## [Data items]

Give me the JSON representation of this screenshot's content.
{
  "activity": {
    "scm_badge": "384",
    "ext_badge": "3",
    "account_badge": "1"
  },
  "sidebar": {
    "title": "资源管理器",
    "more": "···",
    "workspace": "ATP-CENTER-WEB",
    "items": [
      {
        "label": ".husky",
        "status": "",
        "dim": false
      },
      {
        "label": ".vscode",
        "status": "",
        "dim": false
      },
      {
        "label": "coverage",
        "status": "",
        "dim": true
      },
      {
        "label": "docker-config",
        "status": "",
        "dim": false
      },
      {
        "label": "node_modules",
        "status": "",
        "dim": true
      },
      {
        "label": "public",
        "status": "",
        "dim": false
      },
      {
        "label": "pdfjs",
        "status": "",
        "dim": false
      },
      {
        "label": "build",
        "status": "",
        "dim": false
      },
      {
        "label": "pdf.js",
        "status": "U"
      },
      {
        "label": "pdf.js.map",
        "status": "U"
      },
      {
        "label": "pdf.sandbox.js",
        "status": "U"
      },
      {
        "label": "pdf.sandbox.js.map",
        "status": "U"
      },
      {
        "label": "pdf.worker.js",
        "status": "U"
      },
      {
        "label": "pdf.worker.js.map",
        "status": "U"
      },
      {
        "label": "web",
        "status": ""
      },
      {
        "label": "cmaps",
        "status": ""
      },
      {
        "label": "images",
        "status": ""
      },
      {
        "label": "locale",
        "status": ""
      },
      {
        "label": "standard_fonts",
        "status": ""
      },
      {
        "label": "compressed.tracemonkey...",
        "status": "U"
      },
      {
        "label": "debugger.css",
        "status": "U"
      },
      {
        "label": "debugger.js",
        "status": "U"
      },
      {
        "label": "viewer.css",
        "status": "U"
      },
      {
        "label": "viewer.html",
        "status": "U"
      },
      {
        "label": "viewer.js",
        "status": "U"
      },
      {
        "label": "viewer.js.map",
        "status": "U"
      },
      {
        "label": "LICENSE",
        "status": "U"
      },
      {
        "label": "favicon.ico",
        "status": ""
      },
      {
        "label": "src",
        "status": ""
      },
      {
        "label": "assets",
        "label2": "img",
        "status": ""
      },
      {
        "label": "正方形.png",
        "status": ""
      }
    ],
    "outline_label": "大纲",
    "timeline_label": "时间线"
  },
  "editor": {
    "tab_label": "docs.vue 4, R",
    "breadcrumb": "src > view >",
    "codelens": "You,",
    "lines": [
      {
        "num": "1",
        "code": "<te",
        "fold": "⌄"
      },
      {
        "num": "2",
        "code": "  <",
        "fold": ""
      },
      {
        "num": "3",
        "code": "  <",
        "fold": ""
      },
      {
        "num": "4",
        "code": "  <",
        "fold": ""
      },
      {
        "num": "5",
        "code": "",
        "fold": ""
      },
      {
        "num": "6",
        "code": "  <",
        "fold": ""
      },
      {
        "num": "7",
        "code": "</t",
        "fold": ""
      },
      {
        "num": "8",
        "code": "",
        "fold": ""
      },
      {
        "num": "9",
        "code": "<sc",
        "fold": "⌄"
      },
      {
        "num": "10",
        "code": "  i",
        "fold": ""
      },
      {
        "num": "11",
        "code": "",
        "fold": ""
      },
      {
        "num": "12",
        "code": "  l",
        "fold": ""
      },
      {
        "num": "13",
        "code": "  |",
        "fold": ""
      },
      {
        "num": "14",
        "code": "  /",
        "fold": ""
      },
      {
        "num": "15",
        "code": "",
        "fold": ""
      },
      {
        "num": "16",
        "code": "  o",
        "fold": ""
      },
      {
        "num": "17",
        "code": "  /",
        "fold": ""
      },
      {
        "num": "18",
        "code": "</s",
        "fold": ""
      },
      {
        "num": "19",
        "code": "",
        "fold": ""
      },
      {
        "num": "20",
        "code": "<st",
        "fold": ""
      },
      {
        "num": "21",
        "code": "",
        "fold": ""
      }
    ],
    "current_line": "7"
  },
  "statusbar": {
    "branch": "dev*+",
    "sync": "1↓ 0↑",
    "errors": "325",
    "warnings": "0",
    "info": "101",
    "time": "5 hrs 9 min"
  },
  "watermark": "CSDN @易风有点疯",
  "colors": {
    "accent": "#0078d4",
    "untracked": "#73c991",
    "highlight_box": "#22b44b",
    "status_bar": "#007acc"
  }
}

## [What is required]
Extract all of the data shown above and repeat it verbatim.

## [Solution to the exercise]
Give me the JSON representation of this screenshot's content.
{
  "activity": {
    "scm_badge": "384",
    "ext_badge": "3",
    "account_badge": "1"
  },
  "sidebar": {
    "title": "资源管理器",
    "more": "···",
    "workspace": "ATP-CENTER-WEB",
    "items": [
      {
        "label": ".husky",
        "status": "",
        "dim": false
      },
      {
        "label": ".vscode",
        "status": "",
        "dim": false
      },
      {
        "label": "coverage",
        "status": "",
        "dim": true
      },
      {
        "label": "docker-config",
        "status": "",
        "dim": false
      },
      {
        "label": "node_modules",
        "status": "",
        "dim": true
      },
      {
        "label": "public",
        "status": "",
        "dim": false
      },
      {
        "label": "pdfjs",
        "status": "",
        "dim": false
      },
      {
        "label": "build",
        "status": "",
        "dim": false
      },
      {
        "label": "pdf.js",
        "status": "U"
      },
      {
        "label": "pdf.js.map",
        "status": "U"
      },
      {
        "label": "pdf.sandbox.js",
        "status": "U"
      },
      {
        "label": "pdf.sandbox.js.map",
        "status": "U"
      },
      {
        "label": "pdf.worker.js",
        "status": "U"
      },
      {
        "label": "pdf.worker.js.map",
        "status": "U"
      },
      {
        "label": "web",
        "status": ""
      },
      {
        "label": "cmaps",
        "status": ""
      },
      {
        "label": "images",
        "status": ""
      },
      {
        "label": "locale",
        "status": ""
      },
      {
        "label": "standard_fonts",
        "status": ""
      },
      {
        "label": "compressed.tracemonkey...",
        "status": "U"
      },
      {
        "label": "debugger.css",
        "status": "U"
      },
      {
        "label": "debugger.js",
        "status": "U"
      },
      {
        "label": "viewer.css",
        "status": "U"
      },
      {
        "label": "viewer.html",
        "status": "U"
      },
      {
        "label": "viewer.js",
        "status": "U"
      },
      {
        "label": "viewer.js.map",
        "status": "U"
      },
      {
        "label": "LICENSE",
        "status": "U"
      },
      {
        "label": "favicon.ico",
        "status": ""
      },
      {
        "label": "src",
        "status": ""
      },
      {
        "label": "assets",
        "label2": "img",
        "status": ""
      },
      {
        "label": "正方形.png",
        "status": ""
      }
    ],
    "outline_label": "大纲",
    "timeline_label": "时间线"
  },
  "editor": {
    "tab_label": "docs.vue 4, R",
    "breadcrumb": "src > view >",
    "codelens": "You,",
    "lines": [
      {
        "num": "1",
        "code": "<te",
        "fold": "⌄"
      },
      {
        "num": "2",
        "code": "  <",
        "fold": ""
      },
      {
        "num": "3",
        "code": "  <",
        "fold": ""
      },
      {
        "num": "4",
        "code": "  <",
        "fold": ""
      },
      {
        "num": "5",
        "code": "",
        "fold": ""
      },
      {
        "num": "6",
        "code": "  <",
        "fold": ""
      },
      {
        "num": "7",
        "code": "</t",
        "fold": ""
      },
      {
        "num": "8",
        "code": "",
        "fold": ""
      },
      {
        "num": "9",
        "code": "<sc",
        "fold": "⌄"
      },
      {
        "num": "10",
        "code": "  i",
        "fold": ""
      },
      {
        "num": "11",
        "code": "",
        "fold": ""
      },
      {
        "num": "12",
        "code": "  l",
        "fold": ""
      },
      {
        "num": "13",
        "code": "  |",
        "fold": ""
      },
      {
        "num": "14",
        "code": "  /",
        "fold": ""
      },
      {
        "num": "15",
        "code": "",
        "fold": ""
      },
      {
        "num": "16",
        "code": "  o",
        "fold": ""
      },
      {
        "num": "17",
        "code": "  /",
        "fold": ""
      },
      {
        "num": "18",
        "code": "</s",
        "fold": ""
      },
      {
        "num": "19",
        "code": "",
        "fold": ""
      },
      {
        "num": "20",
        "code": "<st",
        "fold": ""
      },
      {
        "num": "21",
        "code": "",
        "fold": ""
      }
    ],
    "current_line": "7"
  },
  "statusbar": {
    "branch": "dev*+",
    "sync": "1↓ 0↑",
    "errors": "325",
    "warnings": "0",
    "info": "101",
    "time": "5 hrs 9 min"
  },
  "watermark": "CSDN @易风有点疯",
  "colors": {
    "accent": "#0078d4",
    "untracked": "#73c991",
    "highlight_box": "#22b44b",
    "status_bar": "#007acc"
  }
}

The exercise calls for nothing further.